____ Data provided

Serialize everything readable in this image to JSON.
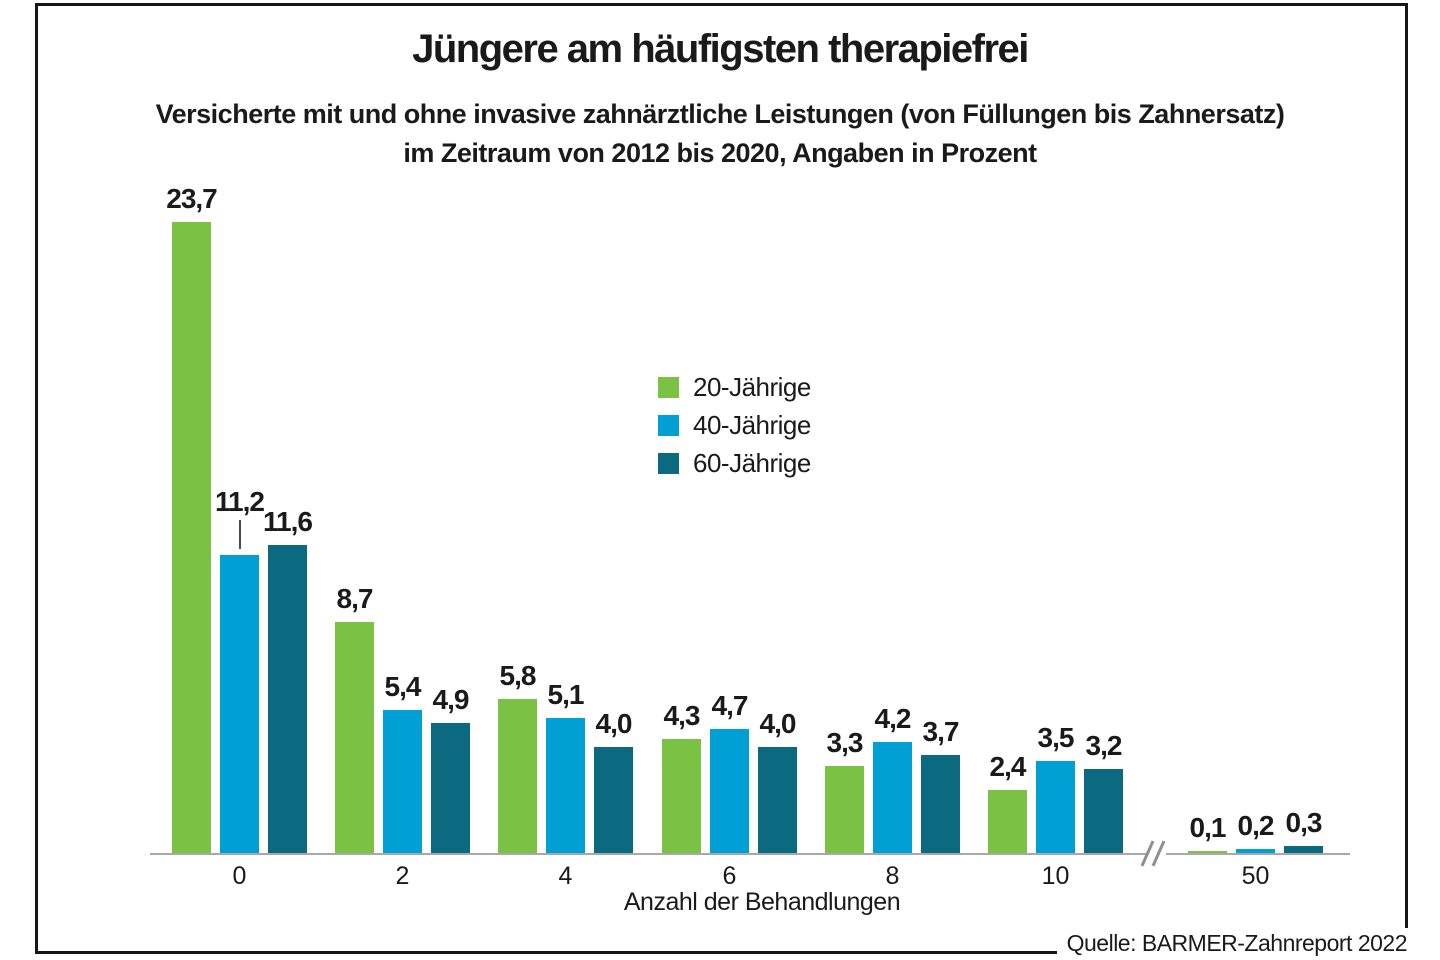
{
  "chart_data": {
    "type": "bar",
    "title": "Jüngere am häufigsten therapiefrei",
    "subtitle_lines": [
      "Versicherte mit und ohne invasive zahnärztliche Leistungen (von Füllungen bis Zahnersatz)",
      "im Zeitraum von 2012 bis 2020, Angaben in Prozent"
    ],
    "categories": [
      "0",
      "2",
      "4",
      "6",
      "8",
      "10",
      "50"
    ],
    "series": [
      {
        "name": "20-Jährige",
        "color": "#7bc143",
        "values": [
          23.7,
          8.7,
          5.8,
          4.3,
          3.3,
          2.4,
          0.1
        ]
      },
      {
        "name": "40-Jährige",
        "color": "#009fd4",
        "values": [
          11.2,
          5.4,
          5.1,
          4.7,
          4.2,
          3.5,
          0.2
        ]
      },
      {
        "name": "60-Jährige",
        "color": "#0c6a80",
        "values": [
          11.6,
          4.9,
          4.0,
          4.0,
          3.7,
          3.2,
          0.3
        ]
      }
    ],
    "xlabel": "Anzahl der Behandlungen",
    "ylabel": "",
    "ylim": [
      0,
      25
    ],
    "grid": false,
    "legend_position": "inside-center-top",
    "decimal_separator": ",",
    "value_labels_shown": true,
    "axis_break": {
      "between": [
        "10",
        "50"
      ]
    },
    "label_callout": {
      "series_index": 1,
      "category_index": 0
    }
  },
  "source": {
    "credit": "Quelle: BARMER-Zahnreport 2022"
  },
  "colors": {
    "frame": "#161616",
    "axis": "#a8a8a8",
    "text": "#1a1a1a",
    "background": "#ffffff"
  }
}
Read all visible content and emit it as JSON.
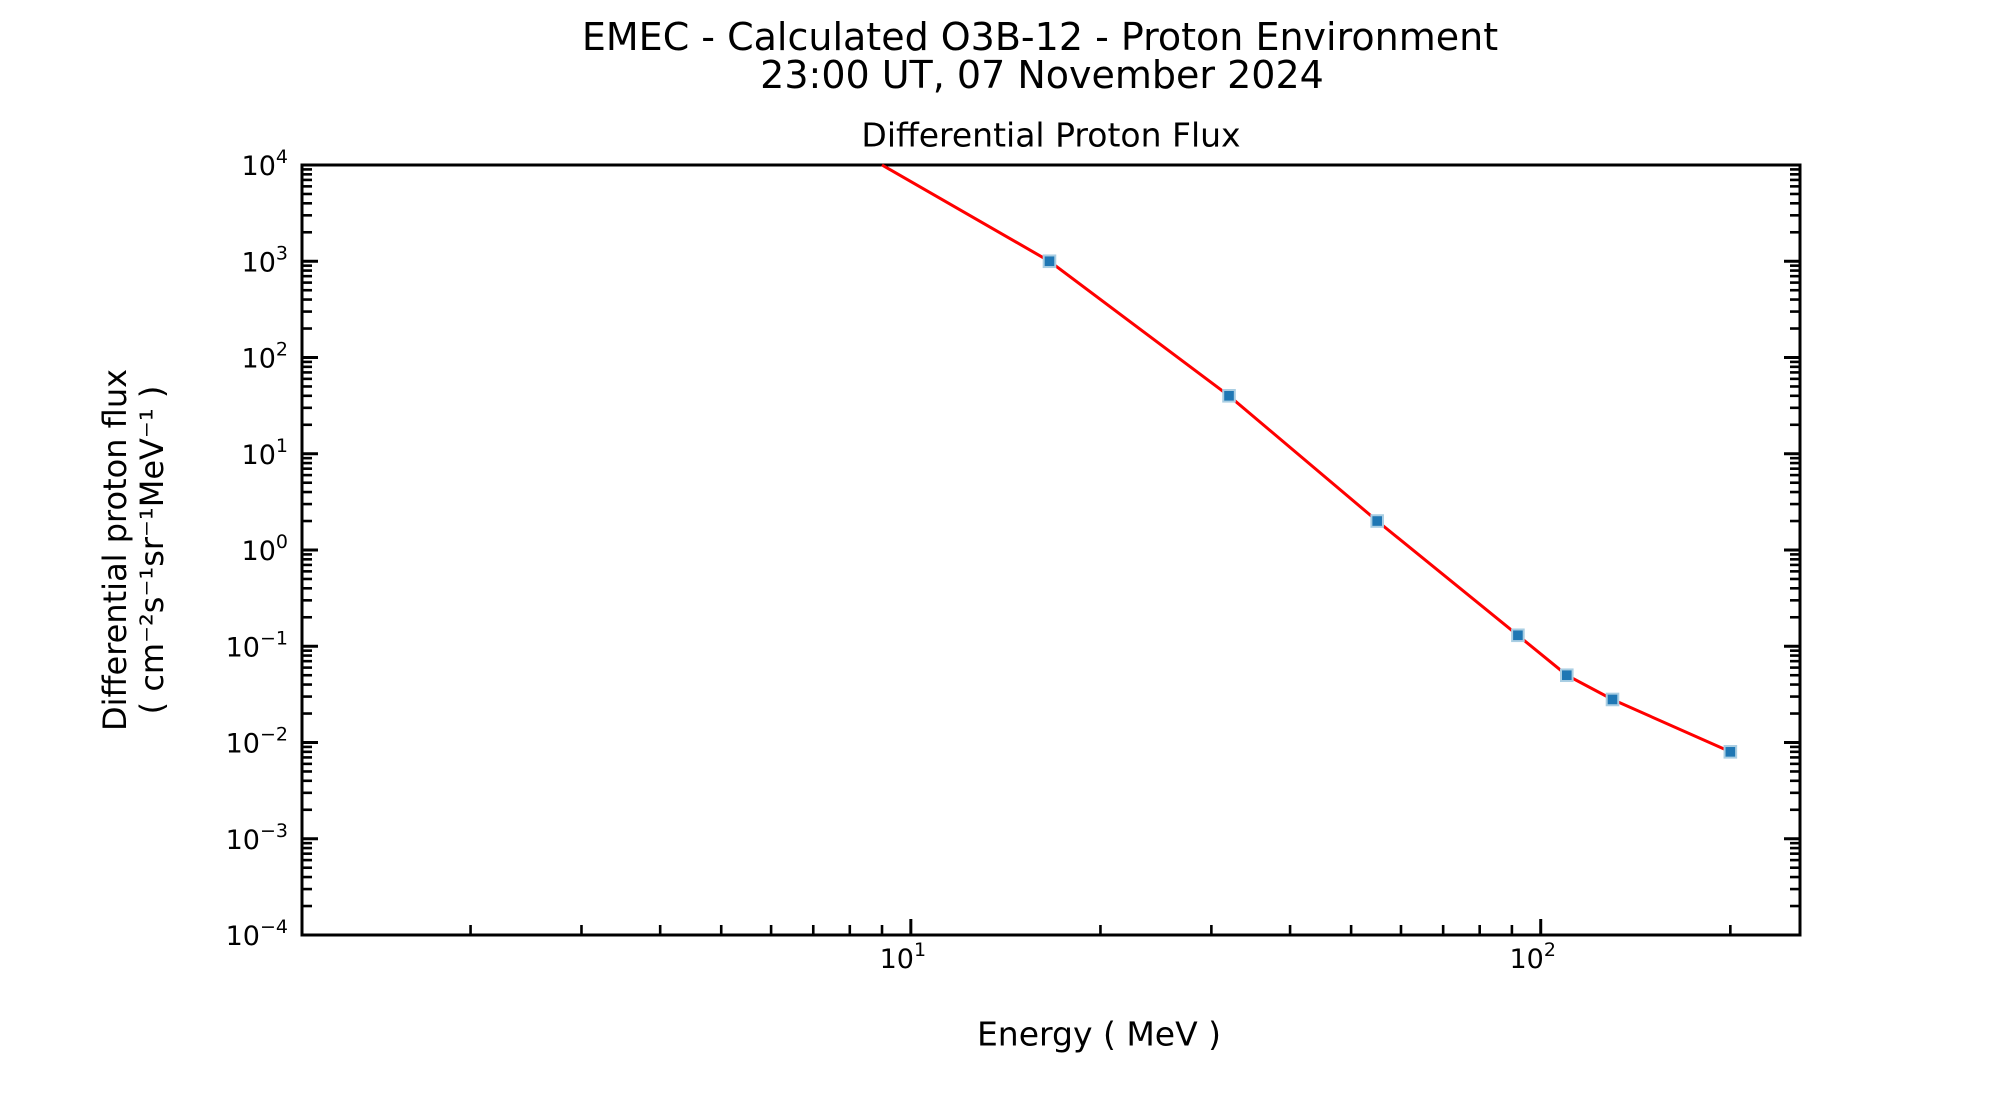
{
  "figure": {
    "suptitle_line1": "EMEC - Calculated O3B-12 - Proton Environment",
    "suptitle_line2": "23:00 UT, 07 November 2024",
    "axes_title": "Differential Proton Flux",
    "xlabel": "Energy ( MeV )",
    "ylabel_line1": "Differential proton flux",
    "ylabel_line2": "( cm⁻²s⁻¹sr⁻¹MeV⁻¹ )"
  },
  "colors": {
    "background": "#ffffff",
    "axis": "#000000",
    "text": "#000000",
    "line": "#ff0000",
    "marker_fill": "#1f77b4",
    "marker_edge": "#a9cee3"
  },
  "chart_data": {
    "type": "line",
    "title": "Differential Proton Flux",
    "suptitle": "EMEC - Calculated O3B-12 - Proton Environment 23:00 UT, 07 November 2024",
    "xlabel": "Energy ( MeV )",
    "ylabel": "Differential proton flux ( cm⁻²s⁻¹sr⁻¹MeV⁻¹ )",
    "x_scale": "log",
    "y_scale": "log",
    "xlim": [
      1.08,
      258
    ],
    "ylim": [
      0.0001,
      10000
    ],
    "grid": false,
    "legend": null,
    "series": [
      {
        "name": "differential-proton-flux",
        "x": [
          16.6,
          32,
          55,
          92,
          110,
          130,
          200
        ],
        "y": [
          1000,
          40,
          2,
          0.13,
          0.05,
          0.028,
          0.008
        ],
        "line_color": "#ff0000",
        "marker": "square",
        "line_entry_point": {
          "x": 9.0,
          "y": 10000
        }
      }
    ],
    "x_major_ticks": [
      {
        "value": 10,
        "base": "10",
        "exp": "1"
      },
      {
        "value": 100,
        "base": "10",
        "exp": "2"
      }
    ],
    "y_major_ticks": [
      {
        "value": 10000,
        "base": "10",
        "exp": "4"
      },
      {
        "value": 1000,
        "base": "10",
        "exp": "3"
      },
      {
        "value": 100,
        "base": "10",
        "exp": "2"
      },
      {
        "value": 10,
        "base": "10",
        "exp": "1"
      },
      {
        "value": 1,
        "base": "10",
        "exp": "0"
      },
      {
        "value": 0.1,
        "base": "10",
        "exp": "−1"
      },
      {
        "value": 0.01,
        "base": "10",
        "exp": "−2"
      },
      {
        "value": 0.001,
        "base": "10",
        "exp": "−3"
      },
      {
        "value": 0.0001,
        "base": "10",
        "exp": "−4"
      }
    ]
  }
}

________

• [What you are asked to do] Write the records above out again exactly, with no pictures in your copy.

• [Answer to this exercise]
Serialize everything readable in this image to JSON.
{
  "chart_data": {
    "type": "bar",
    "title": "Jüngere am häufigsten therapiefrei",
    "subtitle_lines": [
      "Versicherte mit und ohne invasive zahnärztliche Leistungen (von Füllungen bis Zahnersatz)",
      "im Zeitraum von 2012 bis 2020, Angaben in Prozent"
    ],
    "categories": [
      "0",
      "2",
      "4",
      "6",
      "8",
      "10",
      "50"
    ],
    "series": [
      {
        "name": "20-Jährige",
        "color": "#7bc143",
        "values": [
          23.7,
          8.7,
          5.8,
          4.3,
          3.3,
          2.4,
          0.1
        ]
      },
      {
        "name": "40-Jährige",
        "color": "#009fd4",
        "values": [
          11.2,
          5.4,
          5.1,
          4.7,
          4.2,
          3.5,
          0.2
        ]
      },
      {
        "name": "60-Jährige",
        "color": "#0c6a80",
        "values": [
          11.6,
          4.9,
          4.0,
          4.0,
          3.7,
          3.2,
          0.3
        ]
      }
    ],
    "xlabel": "Anzahl der Behandlungen",
    "ylabel": "",
    "ylim": [
      0,
      25
    ],
    "grid": false,
    "legend_position": "inside-center-top",
    "decimal_separator": ",",
    "value_labels_shown": true,
    "axis_break": {
      "between": [
        "10",
        "50"
      ]
    },
    "label_callout": {
      "series_index": 1,
      "category_index": 0
    }
  },
  "source": {
    "credit": "Quelle: BARMER-Zahnreport 2022"
  },
  "colors": {
    "frame": "#161616",
    "axis": "#a8a8a8",
    "text": "#1a1a1a",
    "background": "#ffffff"
  }
}
Read all visible content and emit it as JSON.
{
  "figure": {
    "suptitle_line1": "EMEC - Calculated O3B-12 - Proton Environment",
    "suptitle_line2": "23:00 UT, 07 November 2024",
    "axes_title": "Differential Proton Flux",
    "xlabel": "Energy ( MeV )",
    "ylabel_line1": "Differential proton flux",
    "ylabel_line2": "( cm⁻²s⁻¹sr⁻¹MeV⁻¹ )"
  },
  "colors": {
    "background": "#ffffff",
    "axis": "#000000",
    "text": "#000000",
    "line": "#ff0000",
    "marker_fill": "#1f77b4",
    "marker_edge": "#a9cee3"
  },
  "chart_data": {
    "type": "line",
    "title": "Differential Proton Flux",
    "suptitle": "EMEC - Calculated O3B-12 - Proton Environment 23:00 UT, 07 November 2024",
    "xlabel": "Energy ( MeV )",
    "ylabel": "Differential proton flux ( cm⁻²s⁻¹sr⁻¹MeV⁻¹ )",
    "x_scale": "log",
    "y_scale": "log",
    "xlim": [
      1.08,
      258
    ],
    "ylim": [
      0.0001,
      10000
    ],
    "grid": false,
    "legend": null,
    "series": [
      {
        "name": "differential-proton-flux",
        "x": [
          16.6,
          32,
          55,
          92,
          110,
          130,
          200
        ],
        "y": [
          1000,
          40,
          2,
          0.13,
          0.05,
          0.028,
          0.008
        ],
        "line_color": "#ff0000",
        "marker": "square",
        "line_entry_point": {
          "x": 9.0,
          "y": 10000
        }
      }
    ],
    "x_major_ticks": [
      {
        "value": 10,
        "base": "10",
        "exp": "1"
      },
      {
        "value": 100,
        "base": "10",
        "exp": "2"
      }
    ],
    "y_major_ticks": [
      {
        "value": 10000,
        "base": "10",
        "exp": "4"
      },
      {
        "value": 1000,
        "base": "10",
        "exp": "3"
      },
      {
        "value": 100,
        "base": "10",
        "exp": "2"
      },
      {
        "value": 10,
        "base": "10",
        "exp": "1"
      },
      {
        "value": 1,
        "base": "10",
        "exp": "0"
      },
      {
        "value": 0.1,
        "base": "10",
        "exp": "−1"
      },
      {
        "value": 0.01,
        "base": "10",
        "exp": "−2"
      },
      {
        "value": 0.001,
        "base": "10",
        "exp": "−3"
      },
      {
        "value": 0.0001,
        "base": "10",
        "exp": "−4"
      }
    ]
  }
}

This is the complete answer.